*Task objective:*
Reproduce all entries precisely, down to the last character.

*The records:*
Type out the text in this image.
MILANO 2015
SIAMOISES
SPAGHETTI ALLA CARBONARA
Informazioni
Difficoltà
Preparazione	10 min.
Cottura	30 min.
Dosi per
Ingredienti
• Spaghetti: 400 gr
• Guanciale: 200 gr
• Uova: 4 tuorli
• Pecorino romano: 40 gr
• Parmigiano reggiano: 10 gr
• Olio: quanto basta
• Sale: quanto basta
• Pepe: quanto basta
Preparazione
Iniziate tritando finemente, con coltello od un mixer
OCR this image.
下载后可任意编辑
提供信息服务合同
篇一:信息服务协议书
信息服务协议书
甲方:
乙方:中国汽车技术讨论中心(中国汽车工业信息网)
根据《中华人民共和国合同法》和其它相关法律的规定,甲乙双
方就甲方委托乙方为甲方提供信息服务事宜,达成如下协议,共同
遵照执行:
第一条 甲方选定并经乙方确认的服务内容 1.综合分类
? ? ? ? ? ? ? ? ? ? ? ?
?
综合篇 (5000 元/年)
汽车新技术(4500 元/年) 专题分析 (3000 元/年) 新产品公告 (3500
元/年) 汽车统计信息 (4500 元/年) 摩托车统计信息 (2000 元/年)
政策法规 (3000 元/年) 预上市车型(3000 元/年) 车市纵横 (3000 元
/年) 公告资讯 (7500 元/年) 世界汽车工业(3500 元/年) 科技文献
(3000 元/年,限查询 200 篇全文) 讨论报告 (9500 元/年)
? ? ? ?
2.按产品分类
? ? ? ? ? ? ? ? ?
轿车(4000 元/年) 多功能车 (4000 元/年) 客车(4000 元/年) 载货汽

*Problem solution:*
Type out the text in this image.
MILANO 2015
SIAMOISES
SPAGHETTI ALLA CARBONARA
Informazioni
Difficoltà
Preparazione	10 min.
Cottura	30 min.
Dosi per
Ingredienti
• Spaghetti: 400 gr
• Guanciale: 200 gr
• Uova: 4 tuorli
• Pecorino romano: 40 gr
• Parmigiano reggiano: 10 gr
• Olio: quanto basta
• Sale: quanto basta
• Pepe: quanto basta
Preparazione
Iniziate tritando finemente, con coltello od un mixer
OCR this image.
下载后可任意编辑
提供信息服务合同
篇一:信息服务协议书
信息服务协议书
甲方:
乙方:中国汽车技术讨论中心(中国汽车工业信息网)
根据《中华人民共和国合同法》和其它相关法律的规定,甲乙双
方就甲方委托乙方为甲方提供信息服务事宜,达成如下协议,共同
遵照执行:
第一条 甲方选定并经乙方确认的服务内容 1.综合分类
? ? ? ? ? ? ? ? ? ? ? ?
?
综合篇 (5000 元/年)
汽车新技术(4500 元/年) 专题分析 (3000 元/年) 新产品公告 (3500
元/年) 汽车统计信息 (4500 元/年) 摩托车统计信息 (2000 元/年)
政策法规 (3000 元/年) 预上市车型(3000 元/年) 车市纵横 (3000 元
/年) 公告资讯 (7500 元/年) 世界汽车工业(3500 元/年) 科技文献
(3000 元/年,限查询 200 篇全文) 讨论报告 (9500 元/年)
? ? ? ?
2.按产品分类
? ? ? ? ? ? ? ? ?
轿车(4000 元/年) 多功能车 (4000 元/年) 客车(4000 元/年) 载货汽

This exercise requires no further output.